AVAILABLE DATA:
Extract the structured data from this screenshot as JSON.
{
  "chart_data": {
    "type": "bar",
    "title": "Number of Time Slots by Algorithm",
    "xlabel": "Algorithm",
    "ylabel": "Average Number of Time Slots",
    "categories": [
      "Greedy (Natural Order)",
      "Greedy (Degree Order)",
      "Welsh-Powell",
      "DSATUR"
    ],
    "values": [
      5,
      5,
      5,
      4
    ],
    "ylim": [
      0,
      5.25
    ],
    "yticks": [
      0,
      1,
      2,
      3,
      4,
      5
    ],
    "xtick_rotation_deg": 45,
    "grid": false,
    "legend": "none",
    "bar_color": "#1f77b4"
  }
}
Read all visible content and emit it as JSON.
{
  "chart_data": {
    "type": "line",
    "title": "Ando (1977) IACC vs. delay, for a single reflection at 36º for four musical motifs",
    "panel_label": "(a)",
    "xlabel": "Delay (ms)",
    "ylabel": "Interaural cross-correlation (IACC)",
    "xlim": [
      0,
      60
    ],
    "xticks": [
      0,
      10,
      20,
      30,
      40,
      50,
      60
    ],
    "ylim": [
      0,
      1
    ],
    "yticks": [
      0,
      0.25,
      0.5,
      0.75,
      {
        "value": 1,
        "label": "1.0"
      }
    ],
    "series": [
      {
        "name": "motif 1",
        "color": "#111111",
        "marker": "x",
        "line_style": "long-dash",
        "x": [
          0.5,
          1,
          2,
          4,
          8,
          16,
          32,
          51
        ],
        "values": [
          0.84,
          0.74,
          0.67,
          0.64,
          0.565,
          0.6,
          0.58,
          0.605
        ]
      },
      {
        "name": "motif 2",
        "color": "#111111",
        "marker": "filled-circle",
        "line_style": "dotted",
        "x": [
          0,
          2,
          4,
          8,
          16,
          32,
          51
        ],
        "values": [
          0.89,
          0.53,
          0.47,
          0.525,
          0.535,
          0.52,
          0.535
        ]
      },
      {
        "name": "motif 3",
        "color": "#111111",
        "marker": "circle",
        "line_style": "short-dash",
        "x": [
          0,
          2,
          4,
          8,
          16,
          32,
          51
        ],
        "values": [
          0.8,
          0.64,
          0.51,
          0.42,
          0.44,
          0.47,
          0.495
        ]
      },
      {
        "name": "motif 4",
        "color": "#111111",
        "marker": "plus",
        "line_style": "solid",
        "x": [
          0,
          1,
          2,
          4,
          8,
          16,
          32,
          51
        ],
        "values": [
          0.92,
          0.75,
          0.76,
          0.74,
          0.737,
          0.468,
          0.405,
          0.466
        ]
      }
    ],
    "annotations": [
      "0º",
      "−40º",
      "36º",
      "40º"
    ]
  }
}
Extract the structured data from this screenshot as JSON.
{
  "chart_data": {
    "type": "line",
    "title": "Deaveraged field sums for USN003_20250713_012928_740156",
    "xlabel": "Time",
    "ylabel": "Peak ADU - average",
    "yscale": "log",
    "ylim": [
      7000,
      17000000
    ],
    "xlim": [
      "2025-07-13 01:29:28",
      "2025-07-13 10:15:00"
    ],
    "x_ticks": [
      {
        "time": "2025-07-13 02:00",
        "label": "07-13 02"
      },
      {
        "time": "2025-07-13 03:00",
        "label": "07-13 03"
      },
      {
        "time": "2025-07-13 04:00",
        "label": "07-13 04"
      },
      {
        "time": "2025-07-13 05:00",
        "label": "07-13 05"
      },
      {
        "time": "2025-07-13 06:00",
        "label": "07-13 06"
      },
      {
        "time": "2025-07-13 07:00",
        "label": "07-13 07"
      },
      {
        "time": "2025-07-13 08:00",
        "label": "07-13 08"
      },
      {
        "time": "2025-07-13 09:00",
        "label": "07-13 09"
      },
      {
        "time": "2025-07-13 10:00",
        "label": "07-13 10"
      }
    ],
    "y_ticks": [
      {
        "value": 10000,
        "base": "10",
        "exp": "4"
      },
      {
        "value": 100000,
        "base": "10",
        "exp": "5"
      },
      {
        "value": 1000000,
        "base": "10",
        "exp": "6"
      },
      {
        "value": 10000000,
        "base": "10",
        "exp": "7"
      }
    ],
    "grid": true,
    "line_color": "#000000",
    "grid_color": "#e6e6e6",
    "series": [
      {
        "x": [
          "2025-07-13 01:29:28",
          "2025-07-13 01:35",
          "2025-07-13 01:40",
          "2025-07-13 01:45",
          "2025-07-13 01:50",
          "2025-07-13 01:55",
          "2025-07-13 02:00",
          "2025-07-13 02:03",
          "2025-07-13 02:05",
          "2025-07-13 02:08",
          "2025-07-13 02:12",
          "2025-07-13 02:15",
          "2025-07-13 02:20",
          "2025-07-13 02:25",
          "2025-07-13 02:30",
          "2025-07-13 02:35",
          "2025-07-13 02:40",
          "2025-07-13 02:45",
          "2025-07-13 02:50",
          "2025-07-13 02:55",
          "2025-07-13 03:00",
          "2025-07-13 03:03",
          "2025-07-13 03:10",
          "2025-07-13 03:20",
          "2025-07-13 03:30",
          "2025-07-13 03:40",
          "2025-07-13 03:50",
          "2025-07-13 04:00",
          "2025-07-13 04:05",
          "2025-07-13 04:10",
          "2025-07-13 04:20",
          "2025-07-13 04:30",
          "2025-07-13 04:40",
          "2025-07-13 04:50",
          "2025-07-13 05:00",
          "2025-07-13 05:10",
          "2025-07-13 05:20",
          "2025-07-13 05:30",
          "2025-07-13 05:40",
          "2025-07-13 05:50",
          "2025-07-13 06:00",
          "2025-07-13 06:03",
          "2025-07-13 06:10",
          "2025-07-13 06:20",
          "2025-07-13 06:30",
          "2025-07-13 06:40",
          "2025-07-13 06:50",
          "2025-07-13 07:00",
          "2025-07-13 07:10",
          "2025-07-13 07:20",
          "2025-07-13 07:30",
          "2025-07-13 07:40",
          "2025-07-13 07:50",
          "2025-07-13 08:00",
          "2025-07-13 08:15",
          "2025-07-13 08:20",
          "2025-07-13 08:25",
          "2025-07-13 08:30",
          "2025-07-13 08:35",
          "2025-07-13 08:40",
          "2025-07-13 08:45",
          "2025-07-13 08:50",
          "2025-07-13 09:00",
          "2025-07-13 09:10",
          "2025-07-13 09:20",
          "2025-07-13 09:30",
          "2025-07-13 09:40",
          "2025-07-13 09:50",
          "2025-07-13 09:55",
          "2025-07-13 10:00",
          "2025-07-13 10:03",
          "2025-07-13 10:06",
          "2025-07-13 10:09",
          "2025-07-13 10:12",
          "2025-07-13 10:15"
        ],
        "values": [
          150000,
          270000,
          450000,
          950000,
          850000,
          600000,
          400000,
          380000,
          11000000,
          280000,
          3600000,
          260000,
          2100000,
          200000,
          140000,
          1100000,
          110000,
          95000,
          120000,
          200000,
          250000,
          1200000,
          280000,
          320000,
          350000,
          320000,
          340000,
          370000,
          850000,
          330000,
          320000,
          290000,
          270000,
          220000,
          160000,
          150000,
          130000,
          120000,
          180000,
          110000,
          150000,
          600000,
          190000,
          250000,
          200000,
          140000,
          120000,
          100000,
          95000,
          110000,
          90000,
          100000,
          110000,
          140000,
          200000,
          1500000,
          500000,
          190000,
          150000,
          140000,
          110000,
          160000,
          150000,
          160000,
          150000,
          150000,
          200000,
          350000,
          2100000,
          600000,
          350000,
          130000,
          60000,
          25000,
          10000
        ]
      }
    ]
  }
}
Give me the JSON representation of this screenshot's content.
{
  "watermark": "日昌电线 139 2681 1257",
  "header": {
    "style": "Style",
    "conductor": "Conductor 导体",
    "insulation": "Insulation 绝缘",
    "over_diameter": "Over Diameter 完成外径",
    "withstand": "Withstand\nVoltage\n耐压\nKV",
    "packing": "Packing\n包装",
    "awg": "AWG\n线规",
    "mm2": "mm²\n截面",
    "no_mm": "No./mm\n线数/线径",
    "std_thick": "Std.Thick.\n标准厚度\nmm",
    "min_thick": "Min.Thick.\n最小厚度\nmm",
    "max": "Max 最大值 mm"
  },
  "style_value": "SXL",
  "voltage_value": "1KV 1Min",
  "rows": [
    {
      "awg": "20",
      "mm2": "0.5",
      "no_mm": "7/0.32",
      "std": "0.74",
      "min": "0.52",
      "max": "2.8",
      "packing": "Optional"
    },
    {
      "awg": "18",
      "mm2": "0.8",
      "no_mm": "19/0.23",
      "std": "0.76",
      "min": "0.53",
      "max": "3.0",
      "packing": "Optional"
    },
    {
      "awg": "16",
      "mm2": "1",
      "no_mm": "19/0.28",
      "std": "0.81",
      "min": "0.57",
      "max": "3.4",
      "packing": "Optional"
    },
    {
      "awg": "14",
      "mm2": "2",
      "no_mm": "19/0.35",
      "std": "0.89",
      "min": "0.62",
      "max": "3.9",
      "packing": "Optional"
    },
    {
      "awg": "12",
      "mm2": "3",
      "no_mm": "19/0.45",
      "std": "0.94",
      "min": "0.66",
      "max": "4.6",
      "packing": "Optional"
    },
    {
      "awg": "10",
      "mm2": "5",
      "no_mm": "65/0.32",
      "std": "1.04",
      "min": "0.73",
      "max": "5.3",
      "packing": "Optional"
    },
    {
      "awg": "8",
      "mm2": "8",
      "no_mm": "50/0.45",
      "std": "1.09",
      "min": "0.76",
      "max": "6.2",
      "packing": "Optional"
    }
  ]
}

DIRECTION: In the entries above, some lines may contain the string "IACC"; report how many, without additional comment.

REPLY TO THE TASK: 2